Required work:
Your task is to transcribe all the entries exactly, excluding pictures.

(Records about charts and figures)
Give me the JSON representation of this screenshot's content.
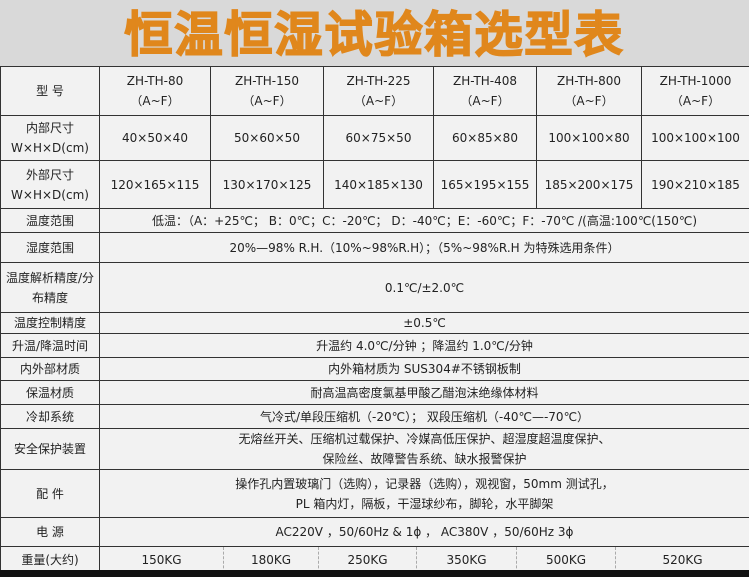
{
  "title": "恒温恒湿试验箱选型表",
  "header": {
    "label": "型 号",
    "models": [
      {
        "name": "ZH-TH-80",
        "sub": "（A~F）"
      },
      {
        "name": "ZH-TH-150",
        "sub": "（A~F）"
      },
      {
        "name": "ZH-TH-225",
        "sub": "（A~F）"
      },
      {
        "name": "ZH-TH-408",
        "sub": "（A~F）"
      },
      {
        "name": "ZH-TH-800",
        "sub": "（A~F）"
      },
      {
        "name": "ZH-TH-1000",
        "sub": "（A~F）"
      }
    ]
  },
  "inner": {
    "label1": "内部尺寸",
    "label2": "W×H×D(cm)",
    "values": [
      "40×50×40",
      "50×60×50",
      "60×75×50",
      "60×85×80",
      "100×100×80",
      "100×100×100"
    ]
  },
  "outer": {
    "label1": "外部尺寸",
    "label2": "W×H×D(cm)",
    "values": [
      "120×165×115",
      "130×170×125",
      "140×185×130",
      "165×195×155",
      "185×200×175",
      "190×210×185"
    ]
  },
  "rows": [
    {
      "label": "温度范围",
      "value": "低温：（A：+25℃； B：0℃；C：-20℃； D：-40℃；E：-60℃；F：-70℃ /(高温:100℃(150℃)"
    },
    {
      "label": "湿度范围",
      "value": "20%—98% R.H.（10%~98%R.H）；（5%~98%R.H 为特殊选用条件）"
    },
    {
      "label": "温度解析精度/分布精度",
      "value": "0.1℃/±2.0℃"
    },
    {
      "label": "温度控制精度",
      "value": "±0.5℃"
    },
    {
      "label": "升温/降温时间",
      "value": "升温约 4.0℃/分钟 ；降温约 1.0℃/分钟"
    },
    {
      "label": "内外部材质",
      "value": "内外箱材质为 SUS304#不锈钢板制"
    },
    {
      "label": "保温材质",
      "value": "耐高温高密度氯基甲酸乙醋泡沫绝缘体材料"
    },
    {
      "label": "冷却系统",
      "value": "气冷式/单段压缩机（-20℃）； 双段压缩机（-40℃—-70℃）"
    }
  ],
  "safety": {
    "label": "安全保护装置",
    "line1": "无熔丝开关、压缩机过载保护、冷媒高低压保护、超湿度超温度保护、",
    "line2": "保险丝、故障警告系统、缺水报警保护"
  },
  "parts": {
    "label": "配 件",
    "line1": "操作孔内置玻璃门（选购），记录器（选购），观视窗，50mm 测试孔，",
    "line2": "PL 箱内灯，隔板，干湿球纱布，脚轮，水平脚架"
  },
  "power": {
    "label": "电 源",
    "value": "AC220V ，50/60Hz & 1ϕ ， AC380V ，50/60Hz 3ϕ"
  },
  "weight": {
    "label": "重量(大约)",
    "values": [
      "150KG",
      "180KG",
      "250KG",
      "350KG",
      "500KG",
      "520KG"
    ]
  }
}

Reply to the task:
Give me the JSON representation of this screenshot's content.
{
  "title": "恒温恒湿试验箱选型表",
  "header": {
    "label": "型 号",
    "models": [
      {
        "name": "ZH-TH-80",
        "sub": "（A~F）"
      },
      {
        "name": "ZH-TH-150",
        "sub": "（A~F）"
      },
      {
        "name": "ZH-TH-225",
        "sub": "（A~F）"
      },
      {
        "name": "ZH-TH-408",
        "sub": "（A~F）"
      },
      {
        "name": "ZH-TH-800",
        "sub": "（A~F）"
      },
      {
        "name": "ZH-TH-1000",
        "sub": "（A~F）"
      }
    ]
  },
  "inner": {
    "label1": "内部尺寸",
    "label2": "W×H×D(cm)",
    "values": [
      "40×50×40",
      "50×60×50",
      "60×75×50",
      "60×85×80",
      "100×100×80",
      "100×100×100"
    ]
  },
  "outer": {
    "label1": "外部尺寸",
    "label2": "W×H×D(cm)",
    "values": [
      "120×165×115",
      "130×170×125",
      "140×185×130",
      "165×195×155",
      "185×200×175",
      "190×210×185"
    ]
  },
  "rows": [
    {
      "label": "温度范围",
      "value": "低温：（A：+25℃； B：0℃；C：-20℃； D：-40℃；E：-60℃；F：-70℃ /(高温:100℃(150℃)"
    },
    {
      "label": "湿度范围",
      "value": "20%—98% R.H.（10%~98%R.H）；（5%~98%R.H 为特殊选用条件）"
    },
    {
      "label": "温度解析精度/分布精度",
      "value": "0.1℃/±2.0℃"
    },
    {
      "label": "温度控制精度",
      "value": "±0.5℃"
    },
    {
      "label": "升温/降温时间",
      "value": "升温约 4.0℃/分钟 ；降温约 1.0℃/分钟"
    },
    {
      "label": "内外部材质",
      "value": "内外箱材质为 SUS304#不锈钢板制"
    },
    {
      "label": "保温材质",
      "value": "耐高温高密度氯基甲酸乙醋泡沫绝缘体材料"
    },
    {
      "label": "冷却系统",
      "value": "气冷式/单段压缩机（-20℃）； 双段压缩机（-40℃—-70℃）"
    }
  ],
  "safety": {
    "label": "安全保护装置",
    "line1": "无熔丝开关、压缩机过载保护、冷媒高低压保护、超湿度超温度保护、",
    "line2": "保险丝、故障警告系统、缺水报警保护"
  },
  "parts": {
    "label": "配 件",
    "line1": "操作孔内置玻璃门（选购），记录器（选购），观视窗，50mm 测试孔，",
    "line2": "PL 箱内灯，隔板，干湿球纱布，脚轮，水平脚架"
  },
  "power": {
    "label": "电 源",
    "value": "AC220V ，50/60Hz & 1ϕ ， AC380V ，50/60Hz 3ϕ"
  },
  "weight": {
    "label": "重量(大约)",
    "values": [
      "150KG",
      "180KG",
      "250KG",
      "350KG",
      "500KG",
      "520KG"
    ]
  }
}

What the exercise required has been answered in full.